→ **Data records**
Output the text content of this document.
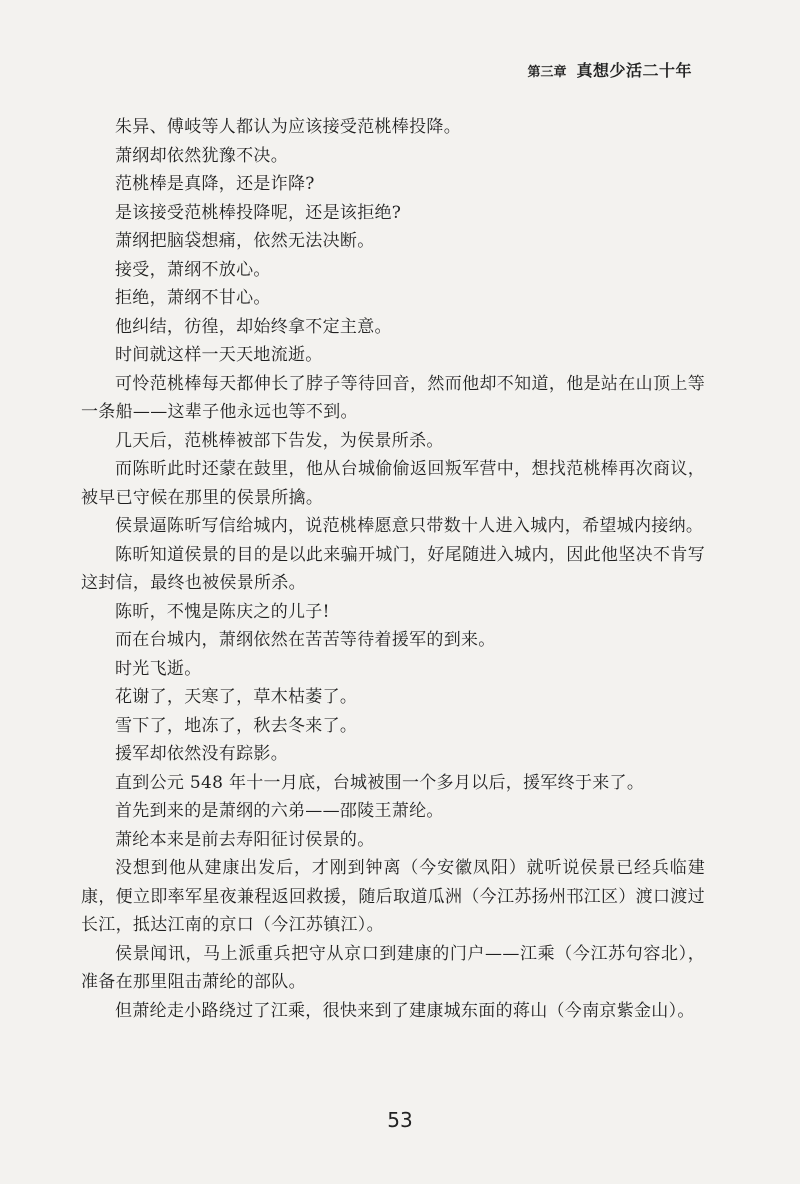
第三章 真想少活二十年

朱异、傅岐等人都认为应该接受范桃棒投降。

萧纲却依然犹豫不决。

范桃棒是真降，还是诈降?

是该接受范桃棒投降呢，还是该拒绝?

萧纲把脑袋想痛，依然无法决断。

接受，萧纲不放心。

拒绝，萧纲不甘心。

他纠结，彷徨，却始终拿不定主意。

时间就这样一天天地流逝。

可怜范桃棒每天都伸长了脖子等待回音，然而他却不知道，他是站在山顶上等一条船——这辈子他永远也等不到。

几天后，范桃棒被部下告发，为侯景所杀。

而陈昕此时还蒙在鼓里，他从台城偷偷返回叛军营中，想找范桃棒再次商议，被早已守候在那里的侯景所擒。

侯景逼陈昕写信给城内，说范桃棒愿意只带数十人进入城内，希望城内接纳。

陈昕知道侯景的目的是以此来骗开城门，好尾随进入城内，因此他坚决不肯写这封信，最终也被侯景所杀。

陈昕，不愧是陈庆之的儿子!

而在台城内，萧纲依然在苦苦等待着援军的到来。

时光飞逝。

花谢了，天寒了，草木枯萎了。

雪下了，地冻了，秋去冬来了。

援军却依然没有踪影。

直到公元 548 年十一月底，台城被围一个多月以后，援军终于来了。

首先到来的是萧纲的六弟——邵陵王萧纶。

萧纶本来是前去寿阳征讨侯景的。

没想到他从建康出发后，才刚到钟离（今安徽凤阳）就听说侯景已经兵临建康，便立即率军星夜兼程返回救援，随后取道瓜洲（今江苏扬州邗江区）渡口渡过长江，抵达江南的京口（今江苏镇江）。

侯景闻讯，马上派重兵把守从京口到建康的门户——江乘（今江苏句容北），准备在那里阻击萧纶的部队。

但萧纶走小路绕过了江乘，很快来到了建康城东面的蒋山（今南京紫金山）。

53
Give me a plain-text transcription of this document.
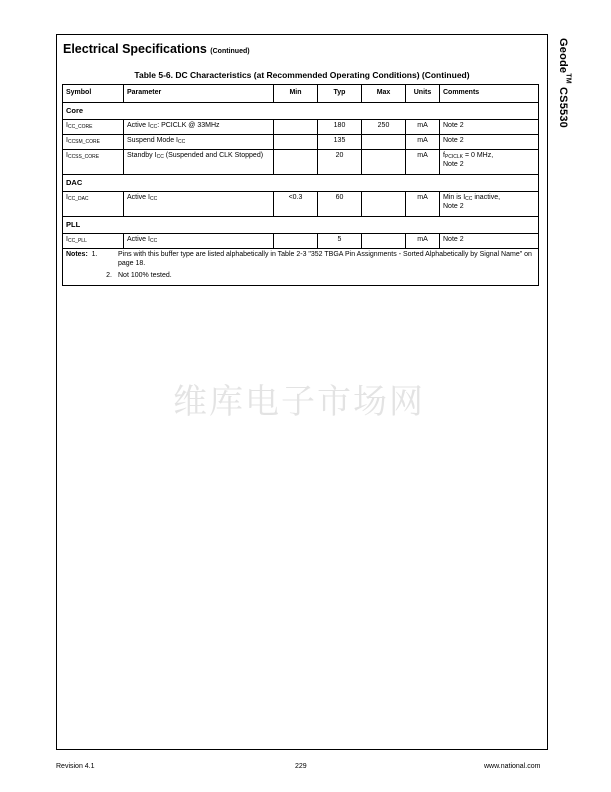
Geode™ CS5530
Electrical Specifications (Continued)
Table 5-6. DC Characteristics (at Recommended Operating Conditions) (Continued)
Symbol	Parameter	Min	Typ	Max	Units	Comments
Core						
$I_{CC\_CORE}$	Active $I_{CC}$: PCICLK @ 33MHz		180	250	mA	Note 2
$I_{CCSM\_CORE}$	Suspend Mode $I_{CC}$		135		mA	Note 2
$I_{CCSS\_CORE}$	Standby $I_{CC}$ (Suspended and CLK Stopped)		20		mA	$f_{PCICLK} = 0$ MHz,
Note 2
DAC						
$I_{CC\_DAC}$	Active $I_{CC}$	<0.3	60		mA	Min is $I_{CC}$ inactive,
Note 2
PLL						
$I_{CC\_PLL}$	Active $I_{CC}$		5		mA	Note 2

Notes: 1. Pins with this buffer type are listed alphabetically in Table 2-3 "352 TBGA Pin Assignments - Sorted Alphabetically by Signal Name" on page 18.
2. Not 100% tested.						
维库电子市场网
Revision 4.1	229	www.national.com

→ **Exercise aim**
Make an exact copy of only those lines that run from the line with "Give me a plain-text" through the end of the records, excluding pictures.

→ **Right answer**
Give me a plain-text transcription of this document.
Geode™ CS5530
Electrical Specifications (Continued)
Table 5-6. DC Characteristics (at Recommended Operating Conditions) (Continued)
Symbol	Parameter	Min	Typ	Max	Units	Comments
Core						
$I_{CC\_CORE}$	Active $I_{CC}$: PCICLK @ 33MHz		180	250	mA	Note 2
$I_{CCSM\_CORE}$	Suspend Mode $I_{CC}$		135		mA	Note 2
$I_{CCSS\_CORE}$	Standby $I_{CC}$ (Suspended and CLK Stopped)		20		mA	$f_{PCICLK} = 0$ MHz,
Note 2
DAC						
$I_{CC\_DAC}$	Active $I_{CC}$	<0.3	60		mA	Min is $I_{CC}$ inactive,
Note 2
PLL						
$I_{CC\_PLL}$	Active $I_{CC}$		5		mA	Note 2

Notes: 1. Pins with this buffer type are listed alphabetically in Table 2-3 "352 TBGA Pin Assignments - Sorted Alphabetically by Signal Name" on page 18.
2. Not 100% tested.						
维库电子市场网
Revision 4.1	229	www.national.com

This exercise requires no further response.